### Written task:
Under this task are some entries; return every one of them exactly.

start

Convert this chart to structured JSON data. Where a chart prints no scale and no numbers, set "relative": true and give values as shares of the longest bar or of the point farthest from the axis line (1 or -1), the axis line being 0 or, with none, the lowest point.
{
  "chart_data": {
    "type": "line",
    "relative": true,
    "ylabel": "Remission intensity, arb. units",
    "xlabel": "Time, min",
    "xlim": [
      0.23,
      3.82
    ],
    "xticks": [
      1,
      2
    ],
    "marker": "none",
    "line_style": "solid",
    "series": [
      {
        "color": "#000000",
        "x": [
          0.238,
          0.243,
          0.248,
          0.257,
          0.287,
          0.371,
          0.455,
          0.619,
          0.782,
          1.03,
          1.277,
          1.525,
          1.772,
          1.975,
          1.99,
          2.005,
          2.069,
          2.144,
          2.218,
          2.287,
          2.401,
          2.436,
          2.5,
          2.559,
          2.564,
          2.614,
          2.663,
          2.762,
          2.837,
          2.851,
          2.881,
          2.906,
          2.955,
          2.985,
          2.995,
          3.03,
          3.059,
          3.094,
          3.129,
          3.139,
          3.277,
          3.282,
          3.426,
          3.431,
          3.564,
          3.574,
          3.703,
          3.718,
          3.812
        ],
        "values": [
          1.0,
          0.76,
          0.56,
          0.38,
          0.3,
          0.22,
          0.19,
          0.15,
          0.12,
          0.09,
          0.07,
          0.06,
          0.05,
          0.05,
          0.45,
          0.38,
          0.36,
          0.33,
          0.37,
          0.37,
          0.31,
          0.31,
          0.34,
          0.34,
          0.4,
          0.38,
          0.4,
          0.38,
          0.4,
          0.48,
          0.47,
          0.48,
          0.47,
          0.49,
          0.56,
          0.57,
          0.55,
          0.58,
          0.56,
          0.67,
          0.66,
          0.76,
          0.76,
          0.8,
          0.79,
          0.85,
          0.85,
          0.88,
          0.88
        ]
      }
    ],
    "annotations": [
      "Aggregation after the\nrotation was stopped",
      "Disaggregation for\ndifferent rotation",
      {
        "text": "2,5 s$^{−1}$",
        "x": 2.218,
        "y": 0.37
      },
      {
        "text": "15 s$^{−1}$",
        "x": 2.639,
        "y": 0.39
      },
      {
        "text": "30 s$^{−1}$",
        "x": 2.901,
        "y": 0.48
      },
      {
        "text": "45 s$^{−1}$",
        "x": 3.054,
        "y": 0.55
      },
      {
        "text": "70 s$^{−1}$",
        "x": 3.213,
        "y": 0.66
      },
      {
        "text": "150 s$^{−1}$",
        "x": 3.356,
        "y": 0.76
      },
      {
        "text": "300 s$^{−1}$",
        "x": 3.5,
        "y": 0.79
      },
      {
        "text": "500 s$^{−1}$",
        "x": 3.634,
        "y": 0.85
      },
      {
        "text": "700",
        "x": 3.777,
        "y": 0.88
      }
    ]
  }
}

end

### Correct response:
Convert this chart to structured JSON data. Where a chart prints no scale and no numbers, set "relative": true and give values as shares of the longest bar or of the point farthest from the axis line (1 or -1), the axis line being 0 or, with none, the lowest point.
{
  "chart_data": {
    "type": "line",
    "relative": true,
    "ylabel": "Remission intensity, arb. units",
    "xlabel": "Time, min",
    "xlim": [
      0.23,
      3.82
    ],
    "xticks": [
      1,
      2
    ],
    "marker": "none",
    "line_style": "solid",
    "series": [
      {
        "color": "#000000",
        "x": [
          0.238,
          0.243,
          0.248,
          0.257,
          0.287,
          0.371,
          0.455,
          0.619,
          0.782,
          1.03,
          1.277,
          1.525,
          1.772,
          1.975,
          1.99,
          2.005,
          2.069,
          2.144,
          2.218,
          2.287,
          2.401,
          2.436,
          2.5,
          2.559,
          2.564,
          2.614,
          2.663,
          2.762,
          2.837,
          2.851,
          2.881,
          2.906,
          2.955,
          2.985,
          2.995,
          3.03,
          3.059,
          3.094,
          3.129,
          3.139,
          3.277,
          3.282,
          3.426,
          3.431,
          3.564,
          3.574,
          3.703,
          3.718,
          3.812
        ],
        "values": [
          1.0,
          0.76,
          0.56,
          0.38,
          0.3,
          0.22,
          0.19,
          0.15,
          0.12,
          0.09,
          0.07,
          0.06,
          0.05,
          0.05,
          0.45,
          0.38,
          0.36,
          0.33,
          0.37,
          0.37,
          0.31,
          0.31,
          0.34,
          0.34,
          0.4,
          0.38,
          0.4,
          0.38,
          0.4,
          0.48,
          0.47,
          0.48,
          0.47,
          0.49,
          0.56,
          0.57,
          0.55,
          0.58,
          0.56,
          0.67,
          0.66,
          0.76,
          0.76,
          0.8,
          0.79,
          0.85,
          0.85,
          0.88,
          0.88
        ]
      }
    ],
    "annotations": [
      "Aggregation after the\nrotation was stopped",
      "Disaggregation for\ndifferent rotation",
      {
        "text": "2,5 s$^{−1}$",
        "x": 2.218,
        "y": 0.37
      },
      {
        "text": "15 s$^{−1}$",
        "x": 2.639,
        "y": 0.39
      },
      {
        "text": "30 s$^{−1}$",
        "x": 2.901,
        "y": 0.48
      },
      {
        "text": "45 s$^{−1}$",
        "x": 3.054,
        "y": 0.55
      },
      {
        "text": "70 s$^{−1}$",
        "x": 3.213,
        "y": 0.66
      },
      {
        "text": "150 s$^{−1}$",
        "x": 3.356,
        "y": 0.76
      },
      {
        "text": "300 s$^{−1}$",
        "x": 3.5,
        "y": 0.79
      },
      {
        "text": "500 s$^{−1}$",
        "x": 3.634,
        "y": 0.85
      },
      {
        "text": "700",
        "x": 3.777,
        "y": 0.88
      }
    ]
  }
}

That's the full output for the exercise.